**PROBLEM**
Filter this material down to the lines that hold "hire", copying each one.

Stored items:
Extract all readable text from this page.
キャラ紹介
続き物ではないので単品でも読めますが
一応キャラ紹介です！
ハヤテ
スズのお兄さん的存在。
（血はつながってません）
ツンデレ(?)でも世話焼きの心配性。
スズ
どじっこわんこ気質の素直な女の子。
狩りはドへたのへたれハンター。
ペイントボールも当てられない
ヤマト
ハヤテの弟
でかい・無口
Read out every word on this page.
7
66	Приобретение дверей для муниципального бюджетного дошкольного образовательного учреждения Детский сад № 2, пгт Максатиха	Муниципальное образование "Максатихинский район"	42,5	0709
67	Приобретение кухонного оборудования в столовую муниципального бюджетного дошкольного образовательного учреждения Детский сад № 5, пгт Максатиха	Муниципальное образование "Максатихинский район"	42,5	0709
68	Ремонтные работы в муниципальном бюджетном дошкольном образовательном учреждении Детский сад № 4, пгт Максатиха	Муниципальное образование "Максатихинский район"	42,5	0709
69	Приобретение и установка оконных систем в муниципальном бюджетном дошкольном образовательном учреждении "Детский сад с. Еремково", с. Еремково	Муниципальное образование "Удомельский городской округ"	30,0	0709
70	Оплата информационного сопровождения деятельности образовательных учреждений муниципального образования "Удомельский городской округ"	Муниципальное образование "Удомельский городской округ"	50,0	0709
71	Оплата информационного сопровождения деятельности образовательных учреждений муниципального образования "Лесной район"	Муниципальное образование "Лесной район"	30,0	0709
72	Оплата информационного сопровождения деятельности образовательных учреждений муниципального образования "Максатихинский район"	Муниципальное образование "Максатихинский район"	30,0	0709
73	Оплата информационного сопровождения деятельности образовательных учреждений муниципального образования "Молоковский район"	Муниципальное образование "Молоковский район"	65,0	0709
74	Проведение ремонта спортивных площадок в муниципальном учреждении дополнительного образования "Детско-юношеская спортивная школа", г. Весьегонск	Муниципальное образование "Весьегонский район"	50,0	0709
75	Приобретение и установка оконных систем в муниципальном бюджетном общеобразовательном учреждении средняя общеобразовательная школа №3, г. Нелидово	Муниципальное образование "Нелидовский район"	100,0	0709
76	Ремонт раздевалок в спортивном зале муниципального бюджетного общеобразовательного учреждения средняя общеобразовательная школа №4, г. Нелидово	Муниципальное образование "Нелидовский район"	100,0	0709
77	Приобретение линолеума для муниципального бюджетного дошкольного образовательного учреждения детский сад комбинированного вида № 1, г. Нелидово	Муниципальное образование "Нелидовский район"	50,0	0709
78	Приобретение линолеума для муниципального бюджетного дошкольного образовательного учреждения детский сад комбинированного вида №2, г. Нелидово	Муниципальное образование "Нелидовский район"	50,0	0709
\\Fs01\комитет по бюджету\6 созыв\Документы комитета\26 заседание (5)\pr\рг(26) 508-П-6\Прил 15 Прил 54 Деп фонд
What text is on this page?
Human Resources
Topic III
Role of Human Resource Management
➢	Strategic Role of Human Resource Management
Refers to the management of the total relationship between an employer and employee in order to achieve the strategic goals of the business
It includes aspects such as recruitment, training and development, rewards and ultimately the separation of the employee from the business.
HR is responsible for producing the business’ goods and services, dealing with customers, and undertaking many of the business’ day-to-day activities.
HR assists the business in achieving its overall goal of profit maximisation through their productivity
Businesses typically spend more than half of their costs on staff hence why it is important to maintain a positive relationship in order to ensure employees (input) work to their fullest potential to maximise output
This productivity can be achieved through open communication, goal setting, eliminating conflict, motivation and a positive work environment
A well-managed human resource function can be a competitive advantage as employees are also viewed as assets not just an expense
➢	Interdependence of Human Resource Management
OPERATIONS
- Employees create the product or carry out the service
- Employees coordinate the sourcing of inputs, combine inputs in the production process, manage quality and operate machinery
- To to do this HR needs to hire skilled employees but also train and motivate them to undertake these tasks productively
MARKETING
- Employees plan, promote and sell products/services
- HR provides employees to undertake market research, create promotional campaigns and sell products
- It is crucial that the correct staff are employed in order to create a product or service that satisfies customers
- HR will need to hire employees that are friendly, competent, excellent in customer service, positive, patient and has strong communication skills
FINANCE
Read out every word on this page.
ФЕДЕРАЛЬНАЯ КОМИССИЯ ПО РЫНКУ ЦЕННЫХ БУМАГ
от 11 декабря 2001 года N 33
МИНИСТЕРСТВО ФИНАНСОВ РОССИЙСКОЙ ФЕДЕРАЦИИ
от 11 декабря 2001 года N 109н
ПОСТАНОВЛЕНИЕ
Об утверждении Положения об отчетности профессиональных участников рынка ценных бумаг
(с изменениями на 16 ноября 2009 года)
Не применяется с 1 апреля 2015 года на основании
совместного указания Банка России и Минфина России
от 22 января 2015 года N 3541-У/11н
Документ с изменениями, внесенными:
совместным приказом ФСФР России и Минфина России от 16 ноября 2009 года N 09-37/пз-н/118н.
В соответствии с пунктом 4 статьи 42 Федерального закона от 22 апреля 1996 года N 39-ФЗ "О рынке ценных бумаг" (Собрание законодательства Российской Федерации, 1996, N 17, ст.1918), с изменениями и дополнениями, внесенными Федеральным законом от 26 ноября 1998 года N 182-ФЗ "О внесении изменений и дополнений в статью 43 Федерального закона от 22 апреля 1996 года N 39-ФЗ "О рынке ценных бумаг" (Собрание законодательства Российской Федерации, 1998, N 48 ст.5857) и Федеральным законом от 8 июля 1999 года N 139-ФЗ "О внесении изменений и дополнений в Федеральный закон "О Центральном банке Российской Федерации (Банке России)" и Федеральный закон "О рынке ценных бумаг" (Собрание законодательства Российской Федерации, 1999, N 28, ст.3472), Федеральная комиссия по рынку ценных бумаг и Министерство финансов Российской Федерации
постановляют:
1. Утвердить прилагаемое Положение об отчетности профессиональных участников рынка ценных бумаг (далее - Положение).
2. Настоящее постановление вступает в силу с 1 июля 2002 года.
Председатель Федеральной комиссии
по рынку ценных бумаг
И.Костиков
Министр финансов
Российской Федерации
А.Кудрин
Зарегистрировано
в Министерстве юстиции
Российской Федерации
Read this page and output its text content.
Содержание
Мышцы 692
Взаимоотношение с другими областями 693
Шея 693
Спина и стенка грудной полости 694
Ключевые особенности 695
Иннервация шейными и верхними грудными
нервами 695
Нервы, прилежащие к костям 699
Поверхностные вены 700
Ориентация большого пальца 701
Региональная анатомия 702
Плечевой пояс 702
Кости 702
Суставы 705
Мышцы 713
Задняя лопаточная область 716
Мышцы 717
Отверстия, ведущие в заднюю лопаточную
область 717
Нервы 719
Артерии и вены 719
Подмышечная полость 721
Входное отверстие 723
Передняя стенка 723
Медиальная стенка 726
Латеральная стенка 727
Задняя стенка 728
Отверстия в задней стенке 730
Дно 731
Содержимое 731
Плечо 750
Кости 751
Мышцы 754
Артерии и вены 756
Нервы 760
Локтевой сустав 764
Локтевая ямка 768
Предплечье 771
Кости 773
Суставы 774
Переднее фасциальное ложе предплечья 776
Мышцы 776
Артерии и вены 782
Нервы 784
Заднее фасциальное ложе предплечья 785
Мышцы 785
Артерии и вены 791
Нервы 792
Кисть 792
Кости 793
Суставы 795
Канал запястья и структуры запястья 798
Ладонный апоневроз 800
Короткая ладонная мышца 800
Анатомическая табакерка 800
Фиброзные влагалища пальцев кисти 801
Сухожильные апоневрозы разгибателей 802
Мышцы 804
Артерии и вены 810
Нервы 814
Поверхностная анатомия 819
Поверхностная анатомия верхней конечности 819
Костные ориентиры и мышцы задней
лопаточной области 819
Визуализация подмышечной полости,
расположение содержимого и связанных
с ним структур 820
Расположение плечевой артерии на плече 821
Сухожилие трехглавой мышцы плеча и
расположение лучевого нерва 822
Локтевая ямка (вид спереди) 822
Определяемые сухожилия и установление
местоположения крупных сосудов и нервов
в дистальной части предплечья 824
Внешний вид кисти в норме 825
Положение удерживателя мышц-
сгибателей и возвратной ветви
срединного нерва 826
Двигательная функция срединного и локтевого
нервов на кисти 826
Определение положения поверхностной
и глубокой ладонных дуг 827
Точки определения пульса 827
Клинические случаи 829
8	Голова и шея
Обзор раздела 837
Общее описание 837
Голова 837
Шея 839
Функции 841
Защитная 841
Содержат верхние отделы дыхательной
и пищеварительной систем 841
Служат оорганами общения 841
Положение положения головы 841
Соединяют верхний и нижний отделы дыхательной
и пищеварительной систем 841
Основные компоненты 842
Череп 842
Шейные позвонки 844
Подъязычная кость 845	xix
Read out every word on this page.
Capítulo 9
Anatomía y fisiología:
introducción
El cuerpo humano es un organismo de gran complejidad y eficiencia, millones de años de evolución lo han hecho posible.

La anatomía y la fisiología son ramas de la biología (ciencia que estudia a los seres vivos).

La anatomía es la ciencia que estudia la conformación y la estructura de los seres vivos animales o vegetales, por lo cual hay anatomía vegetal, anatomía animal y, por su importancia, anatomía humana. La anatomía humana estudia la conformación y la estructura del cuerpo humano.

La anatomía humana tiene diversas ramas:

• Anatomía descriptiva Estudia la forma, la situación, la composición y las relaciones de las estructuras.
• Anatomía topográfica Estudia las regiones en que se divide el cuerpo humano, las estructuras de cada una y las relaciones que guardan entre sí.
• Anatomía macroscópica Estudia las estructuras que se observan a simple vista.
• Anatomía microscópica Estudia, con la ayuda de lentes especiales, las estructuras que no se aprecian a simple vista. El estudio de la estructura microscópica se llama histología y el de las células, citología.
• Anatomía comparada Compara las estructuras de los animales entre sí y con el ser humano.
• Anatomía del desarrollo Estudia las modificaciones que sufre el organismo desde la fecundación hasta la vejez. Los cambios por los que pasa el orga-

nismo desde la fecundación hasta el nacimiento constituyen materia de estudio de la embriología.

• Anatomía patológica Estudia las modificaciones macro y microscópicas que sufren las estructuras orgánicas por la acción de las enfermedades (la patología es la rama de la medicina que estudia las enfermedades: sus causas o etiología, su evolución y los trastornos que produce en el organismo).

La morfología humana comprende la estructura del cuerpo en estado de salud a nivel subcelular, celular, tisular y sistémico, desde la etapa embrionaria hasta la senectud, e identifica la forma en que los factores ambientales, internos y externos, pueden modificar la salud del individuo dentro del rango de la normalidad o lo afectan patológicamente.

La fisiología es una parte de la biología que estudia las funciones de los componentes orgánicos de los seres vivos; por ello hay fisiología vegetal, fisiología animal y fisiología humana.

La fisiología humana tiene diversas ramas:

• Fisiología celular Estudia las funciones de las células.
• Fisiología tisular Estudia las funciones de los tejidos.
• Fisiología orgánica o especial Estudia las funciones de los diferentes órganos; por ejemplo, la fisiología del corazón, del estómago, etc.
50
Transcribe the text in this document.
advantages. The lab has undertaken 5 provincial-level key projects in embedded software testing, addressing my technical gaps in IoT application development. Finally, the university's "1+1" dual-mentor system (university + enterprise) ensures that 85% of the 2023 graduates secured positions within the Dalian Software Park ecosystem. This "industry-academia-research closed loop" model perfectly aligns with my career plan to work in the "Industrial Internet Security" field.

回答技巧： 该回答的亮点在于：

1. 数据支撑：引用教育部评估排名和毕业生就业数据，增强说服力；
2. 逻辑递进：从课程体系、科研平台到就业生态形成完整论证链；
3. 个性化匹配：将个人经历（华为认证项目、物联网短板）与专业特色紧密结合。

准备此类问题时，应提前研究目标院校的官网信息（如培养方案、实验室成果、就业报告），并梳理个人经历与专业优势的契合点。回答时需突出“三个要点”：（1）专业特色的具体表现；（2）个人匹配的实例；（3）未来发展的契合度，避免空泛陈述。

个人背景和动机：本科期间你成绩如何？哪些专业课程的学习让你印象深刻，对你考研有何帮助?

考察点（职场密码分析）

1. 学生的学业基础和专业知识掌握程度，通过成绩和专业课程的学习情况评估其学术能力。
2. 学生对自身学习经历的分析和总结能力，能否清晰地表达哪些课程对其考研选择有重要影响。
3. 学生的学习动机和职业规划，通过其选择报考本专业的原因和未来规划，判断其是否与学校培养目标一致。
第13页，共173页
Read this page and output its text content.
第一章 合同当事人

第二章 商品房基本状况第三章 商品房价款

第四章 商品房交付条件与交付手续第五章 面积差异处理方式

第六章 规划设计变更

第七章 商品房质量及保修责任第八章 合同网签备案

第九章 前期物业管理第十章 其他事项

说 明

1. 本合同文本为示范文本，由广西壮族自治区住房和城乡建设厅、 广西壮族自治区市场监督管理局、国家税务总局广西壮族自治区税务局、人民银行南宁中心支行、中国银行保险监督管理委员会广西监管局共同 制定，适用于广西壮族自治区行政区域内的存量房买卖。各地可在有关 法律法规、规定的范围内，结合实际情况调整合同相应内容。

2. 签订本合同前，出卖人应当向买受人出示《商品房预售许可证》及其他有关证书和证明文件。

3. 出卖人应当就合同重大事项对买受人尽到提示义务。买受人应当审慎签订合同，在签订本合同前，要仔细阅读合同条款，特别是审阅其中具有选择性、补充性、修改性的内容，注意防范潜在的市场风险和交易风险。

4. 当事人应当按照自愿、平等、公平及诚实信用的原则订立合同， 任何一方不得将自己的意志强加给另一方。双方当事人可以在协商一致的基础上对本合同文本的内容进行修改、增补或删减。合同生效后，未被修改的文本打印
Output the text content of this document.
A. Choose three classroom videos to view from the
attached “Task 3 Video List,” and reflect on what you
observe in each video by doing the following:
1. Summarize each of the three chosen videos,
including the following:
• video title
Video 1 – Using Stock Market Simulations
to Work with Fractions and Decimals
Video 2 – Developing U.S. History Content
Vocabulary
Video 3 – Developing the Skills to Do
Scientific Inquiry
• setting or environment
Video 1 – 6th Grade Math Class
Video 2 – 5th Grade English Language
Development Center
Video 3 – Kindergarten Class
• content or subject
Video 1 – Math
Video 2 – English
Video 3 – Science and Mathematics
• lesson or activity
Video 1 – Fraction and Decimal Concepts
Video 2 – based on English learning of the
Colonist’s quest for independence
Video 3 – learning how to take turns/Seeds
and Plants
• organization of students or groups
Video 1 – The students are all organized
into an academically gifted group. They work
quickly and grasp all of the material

**RESPONSE TO THIS TASK**
- To to do this HR needs to hire skilled employees but also train and motivate them to undertake these tasks productively
- HR will need to hire employees that are friendly, competent, excellent in customer service, positive, patient and has strong communication skills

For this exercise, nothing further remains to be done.